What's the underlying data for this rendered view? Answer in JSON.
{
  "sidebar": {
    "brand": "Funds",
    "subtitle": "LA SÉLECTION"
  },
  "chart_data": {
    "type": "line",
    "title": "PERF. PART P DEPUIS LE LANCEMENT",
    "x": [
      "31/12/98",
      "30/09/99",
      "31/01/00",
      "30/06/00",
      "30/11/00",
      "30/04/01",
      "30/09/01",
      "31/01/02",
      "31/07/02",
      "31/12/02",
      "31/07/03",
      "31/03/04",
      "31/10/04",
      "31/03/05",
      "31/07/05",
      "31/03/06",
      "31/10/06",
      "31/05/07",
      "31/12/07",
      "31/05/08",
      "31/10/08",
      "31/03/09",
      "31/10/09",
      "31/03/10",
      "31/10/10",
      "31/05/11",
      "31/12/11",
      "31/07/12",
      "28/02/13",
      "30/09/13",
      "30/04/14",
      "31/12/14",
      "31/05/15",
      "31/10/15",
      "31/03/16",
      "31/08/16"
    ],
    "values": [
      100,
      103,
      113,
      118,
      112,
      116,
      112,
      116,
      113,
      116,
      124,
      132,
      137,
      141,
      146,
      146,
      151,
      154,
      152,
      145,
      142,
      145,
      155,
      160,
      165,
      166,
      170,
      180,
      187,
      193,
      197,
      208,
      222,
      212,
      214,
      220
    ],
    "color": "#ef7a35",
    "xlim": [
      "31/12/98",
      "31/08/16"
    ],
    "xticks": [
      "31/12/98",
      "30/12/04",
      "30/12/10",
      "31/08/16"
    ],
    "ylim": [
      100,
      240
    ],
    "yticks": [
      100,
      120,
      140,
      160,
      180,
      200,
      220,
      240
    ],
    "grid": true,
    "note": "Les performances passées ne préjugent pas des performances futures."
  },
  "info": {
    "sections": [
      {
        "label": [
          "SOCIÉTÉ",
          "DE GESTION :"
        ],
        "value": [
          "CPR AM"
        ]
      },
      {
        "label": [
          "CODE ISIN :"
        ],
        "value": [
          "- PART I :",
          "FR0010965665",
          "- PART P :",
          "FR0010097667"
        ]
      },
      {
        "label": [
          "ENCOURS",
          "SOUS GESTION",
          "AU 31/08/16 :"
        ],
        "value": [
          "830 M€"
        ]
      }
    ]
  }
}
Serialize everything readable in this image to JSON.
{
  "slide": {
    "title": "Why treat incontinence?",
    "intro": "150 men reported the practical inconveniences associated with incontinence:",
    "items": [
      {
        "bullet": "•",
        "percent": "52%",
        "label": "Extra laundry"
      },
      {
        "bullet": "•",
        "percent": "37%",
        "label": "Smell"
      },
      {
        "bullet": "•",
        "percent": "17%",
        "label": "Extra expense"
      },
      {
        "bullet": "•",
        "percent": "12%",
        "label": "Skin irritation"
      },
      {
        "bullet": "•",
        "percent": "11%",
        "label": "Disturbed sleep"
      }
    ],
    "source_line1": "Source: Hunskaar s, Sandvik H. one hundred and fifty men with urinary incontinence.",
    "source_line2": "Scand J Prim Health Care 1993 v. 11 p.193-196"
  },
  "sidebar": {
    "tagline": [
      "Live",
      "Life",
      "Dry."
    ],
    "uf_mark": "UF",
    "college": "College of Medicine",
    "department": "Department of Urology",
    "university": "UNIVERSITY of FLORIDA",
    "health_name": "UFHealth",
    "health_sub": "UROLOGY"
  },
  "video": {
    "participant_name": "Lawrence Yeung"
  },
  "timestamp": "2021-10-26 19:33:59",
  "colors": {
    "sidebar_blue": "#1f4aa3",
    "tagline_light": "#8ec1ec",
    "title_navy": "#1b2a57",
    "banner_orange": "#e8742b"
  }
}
= = = =
Requirements
Take every line containing the word "Extra" and copy it.

Final result
        "label": "Extra laundry"
        "label": "Extra expense"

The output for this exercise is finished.